__Short task__
Gather, from the data below, each line in which the word "down" occurs.

··· Given data

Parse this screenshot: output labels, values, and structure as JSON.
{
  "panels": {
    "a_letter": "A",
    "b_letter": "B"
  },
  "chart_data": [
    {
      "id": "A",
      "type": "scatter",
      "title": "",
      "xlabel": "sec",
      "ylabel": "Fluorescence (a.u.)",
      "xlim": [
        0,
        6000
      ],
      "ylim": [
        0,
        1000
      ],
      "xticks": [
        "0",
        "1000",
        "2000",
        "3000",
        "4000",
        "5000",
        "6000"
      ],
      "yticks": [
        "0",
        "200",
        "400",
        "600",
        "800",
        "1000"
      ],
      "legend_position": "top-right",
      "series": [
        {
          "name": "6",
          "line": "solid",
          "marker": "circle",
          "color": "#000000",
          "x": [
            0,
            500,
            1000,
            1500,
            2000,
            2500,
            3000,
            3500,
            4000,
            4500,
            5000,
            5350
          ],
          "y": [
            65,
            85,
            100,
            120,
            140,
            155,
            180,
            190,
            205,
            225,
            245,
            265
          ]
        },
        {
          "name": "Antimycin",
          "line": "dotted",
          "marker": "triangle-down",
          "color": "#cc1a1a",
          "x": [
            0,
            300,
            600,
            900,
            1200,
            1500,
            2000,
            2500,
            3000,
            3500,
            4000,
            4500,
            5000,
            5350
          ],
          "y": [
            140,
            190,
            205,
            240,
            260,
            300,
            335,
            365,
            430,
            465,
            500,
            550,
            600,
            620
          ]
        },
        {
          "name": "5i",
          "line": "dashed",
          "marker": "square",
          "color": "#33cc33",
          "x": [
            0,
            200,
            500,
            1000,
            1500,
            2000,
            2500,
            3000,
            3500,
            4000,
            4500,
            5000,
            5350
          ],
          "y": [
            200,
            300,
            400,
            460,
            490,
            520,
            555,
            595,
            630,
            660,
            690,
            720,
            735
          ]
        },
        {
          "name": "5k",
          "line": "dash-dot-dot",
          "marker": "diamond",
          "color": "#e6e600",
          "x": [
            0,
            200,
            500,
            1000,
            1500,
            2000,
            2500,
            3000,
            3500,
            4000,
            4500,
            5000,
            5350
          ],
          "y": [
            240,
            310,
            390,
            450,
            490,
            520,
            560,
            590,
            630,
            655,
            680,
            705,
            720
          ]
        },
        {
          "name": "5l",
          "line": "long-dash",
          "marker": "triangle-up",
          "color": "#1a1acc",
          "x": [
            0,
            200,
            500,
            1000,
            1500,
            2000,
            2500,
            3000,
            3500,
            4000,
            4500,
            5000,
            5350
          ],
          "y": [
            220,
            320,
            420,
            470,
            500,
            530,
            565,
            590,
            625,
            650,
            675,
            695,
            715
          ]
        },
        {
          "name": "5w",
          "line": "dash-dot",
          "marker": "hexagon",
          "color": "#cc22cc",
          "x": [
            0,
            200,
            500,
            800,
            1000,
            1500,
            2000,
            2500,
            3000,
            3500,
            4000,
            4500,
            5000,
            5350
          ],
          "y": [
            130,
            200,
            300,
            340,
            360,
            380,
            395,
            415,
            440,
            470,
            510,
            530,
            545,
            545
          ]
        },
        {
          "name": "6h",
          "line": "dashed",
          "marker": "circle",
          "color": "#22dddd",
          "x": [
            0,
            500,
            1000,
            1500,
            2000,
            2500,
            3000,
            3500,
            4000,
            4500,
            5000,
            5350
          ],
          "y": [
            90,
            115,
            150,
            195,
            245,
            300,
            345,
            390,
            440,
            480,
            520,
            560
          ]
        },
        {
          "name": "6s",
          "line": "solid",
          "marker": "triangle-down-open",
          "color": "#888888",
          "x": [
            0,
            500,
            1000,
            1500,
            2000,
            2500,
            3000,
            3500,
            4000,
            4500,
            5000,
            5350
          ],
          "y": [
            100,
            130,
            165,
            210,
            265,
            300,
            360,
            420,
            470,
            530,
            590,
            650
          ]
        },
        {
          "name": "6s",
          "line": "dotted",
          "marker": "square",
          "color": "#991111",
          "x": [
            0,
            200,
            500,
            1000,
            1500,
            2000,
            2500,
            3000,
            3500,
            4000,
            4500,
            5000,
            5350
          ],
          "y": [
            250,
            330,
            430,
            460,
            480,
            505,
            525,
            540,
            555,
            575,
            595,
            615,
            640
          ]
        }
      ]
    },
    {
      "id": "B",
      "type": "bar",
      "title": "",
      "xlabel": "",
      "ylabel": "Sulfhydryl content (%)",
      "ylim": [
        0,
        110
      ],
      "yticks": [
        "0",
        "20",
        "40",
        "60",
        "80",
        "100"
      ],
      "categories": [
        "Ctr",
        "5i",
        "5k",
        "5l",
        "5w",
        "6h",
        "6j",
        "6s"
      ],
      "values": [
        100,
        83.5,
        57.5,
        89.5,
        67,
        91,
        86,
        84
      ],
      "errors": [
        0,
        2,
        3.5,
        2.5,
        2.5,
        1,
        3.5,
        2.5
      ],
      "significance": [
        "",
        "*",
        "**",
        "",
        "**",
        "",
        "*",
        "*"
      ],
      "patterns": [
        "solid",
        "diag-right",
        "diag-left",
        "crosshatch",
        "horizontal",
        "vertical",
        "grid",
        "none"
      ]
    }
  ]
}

······

__Exercise output__
          "marker": "triangle-down",
          "marker": "triangle-down-open",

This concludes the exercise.